Copy out every line of the records below verbatim, omitting the pictures.

[Items listed in a dataset]
--------------------
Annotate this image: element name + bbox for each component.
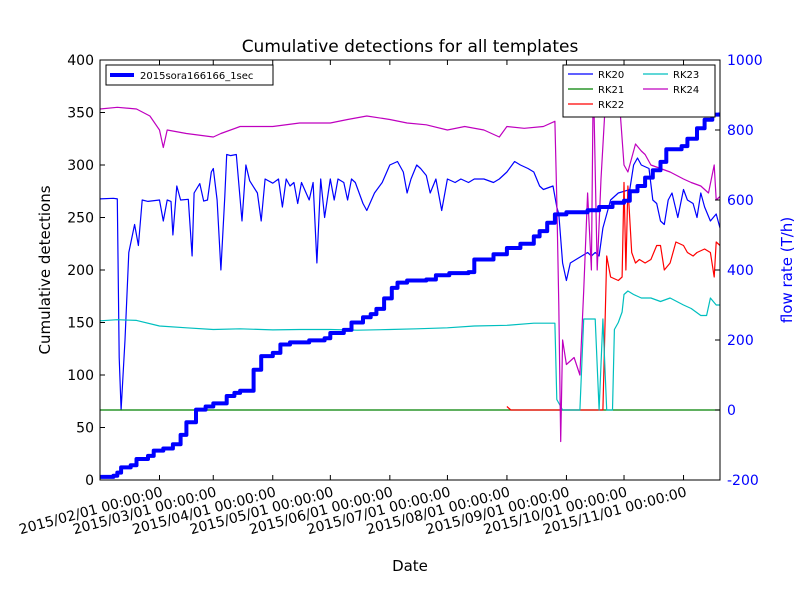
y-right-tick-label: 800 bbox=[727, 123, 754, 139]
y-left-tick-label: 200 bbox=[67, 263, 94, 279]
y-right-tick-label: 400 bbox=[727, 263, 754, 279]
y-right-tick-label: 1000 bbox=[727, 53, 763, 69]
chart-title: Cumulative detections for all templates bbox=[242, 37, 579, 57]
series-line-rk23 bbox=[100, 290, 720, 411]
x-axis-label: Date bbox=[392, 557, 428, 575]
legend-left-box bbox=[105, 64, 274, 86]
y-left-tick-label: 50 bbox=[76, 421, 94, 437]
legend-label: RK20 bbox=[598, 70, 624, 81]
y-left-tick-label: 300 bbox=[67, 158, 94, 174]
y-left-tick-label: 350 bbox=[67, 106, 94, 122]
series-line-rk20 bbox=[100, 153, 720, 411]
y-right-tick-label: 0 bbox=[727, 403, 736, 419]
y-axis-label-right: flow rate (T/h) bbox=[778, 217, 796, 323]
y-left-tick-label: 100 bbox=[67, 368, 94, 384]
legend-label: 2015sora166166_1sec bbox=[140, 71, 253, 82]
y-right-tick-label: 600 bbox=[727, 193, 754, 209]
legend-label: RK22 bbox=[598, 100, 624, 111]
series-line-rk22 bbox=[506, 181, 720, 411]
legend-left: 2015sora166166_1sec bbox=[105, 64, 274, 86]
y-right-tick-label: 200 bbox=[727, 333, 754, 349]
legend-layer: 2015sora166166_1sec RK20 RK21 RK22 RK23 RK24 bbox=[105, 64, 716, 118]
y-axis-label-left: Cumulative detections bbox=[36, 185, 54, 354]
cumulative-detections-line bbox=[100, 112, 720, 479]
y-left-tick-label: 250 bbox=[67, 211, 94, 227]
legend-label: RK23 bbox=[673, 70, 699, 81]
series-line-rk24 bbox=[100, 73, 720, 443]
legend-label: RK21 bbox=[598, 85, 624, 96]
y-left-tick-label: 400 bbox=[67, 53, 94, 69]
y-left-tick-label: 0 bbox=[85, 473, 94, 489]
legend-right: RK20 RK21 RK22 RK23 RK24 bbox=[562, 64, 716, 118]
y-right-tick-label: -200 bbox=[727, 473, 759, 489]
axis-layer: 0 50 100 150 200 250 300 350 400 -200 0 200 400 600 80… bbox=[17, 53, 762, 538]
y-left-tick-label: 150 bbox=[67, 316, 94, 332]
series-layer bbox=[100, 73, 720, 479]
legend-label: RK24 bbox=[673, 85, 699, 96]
--------------------
| RESULT OF THE TASK |
Annotate this image: element name + bbox for each component.
y-right-tick-label: 800 bbox=[727, 123, 754, 139]
y-left-tick-label: 200 bbox=[67, 263, 94, 279]
y-right-tick-label: 400 bbox=[727, 263, 754, 279]
y-right-tick-label: 1000 bbox=[727, 53, 763, 69]
chart-title: Cumulative detections for all templates bbox=[242, 37, 579, 57]
series-line-rk23 bbox=[100, 290, 720, 411]
x-axis-label: Date bbox=[392, 557, 428, 575]
legend-left-box bbox=[105, 64, 274, 86]
y-left-tick-label: 50 bbox=[76, 421, 94, 437]
legend-label: RK20 bbox=[598, 70, 624, 81]
y-left-tick-label: 300 bbox=[67, 158, 94, 174]
y-left-tick-label: 350 bbox=[67, 106, 94, 122]
series-line-rk20 bbox=[100, 153, 720, 411]
y-right-tick-label: 0 bbox=[727, 403, 736, 419]
y-axis-label-right: flow rate (T/h) bbox=[778, 217, 796, 323]
y-left-tick-label: 100 bbox=[67, 368, 94, 384]
legend-label: 2015sora166166_1sec bbox=[140, 71, 253, 82]
y-right-tick-label: 600 bbox=[727, 193, 754, 209]
legend-label: RK22 bbox=[598, 100, 624, 111]
series-line-rk22 bbox=[506, 181, 720, 411]
legend-left: 2015sora166166_1sec bbox=[105, 64, 274, 86]
y-right-tick-label: 200 bbox=[727, 333, 754, 349]
legend-layer: 2015sora166166_1sec RK20 RK21 RK22 RK23 RK24 bbox=[105, 64, 716, 118]
y-axis-label-left: Cumulative detections bbox=[36, 185, 54, 354]
cumulative-detections-line bbox=[100, 112, 720, 479]
y-left-tick-label: 250 bbox=[67, 211, 94, 227]
legend-label: RK23 bbox=[673, 70, 699, 81]
series-line-rk24 bbox=[100, 73, 720, 443]
legend-label: RK21 bbox=[598, 85, 624, 96]
y-left-tick-label: 400 bbox=[67, 53, 94, 69]
y-left-tick-label: 0 bbox=[85, 473, 94, 489]
legend-right: RK20 RK21 RK22 RK23 RK24 bbox=[562, 64, 716, 118]
y-right-tick-label: -200 bbox=[727, 473, 759, 489]
axis-layer: 0 50 100 150 200 250 300 350 400 -200 0 200 400 600 80… bbox=[17, 53, 762, 538]
y-left-tick-label: 150 bbox=[67, 316, 94, 332]
series-layer bbox=[100, 73, 720, 479]
legend-label: RK24 bbox=[673, 85, 699, 96]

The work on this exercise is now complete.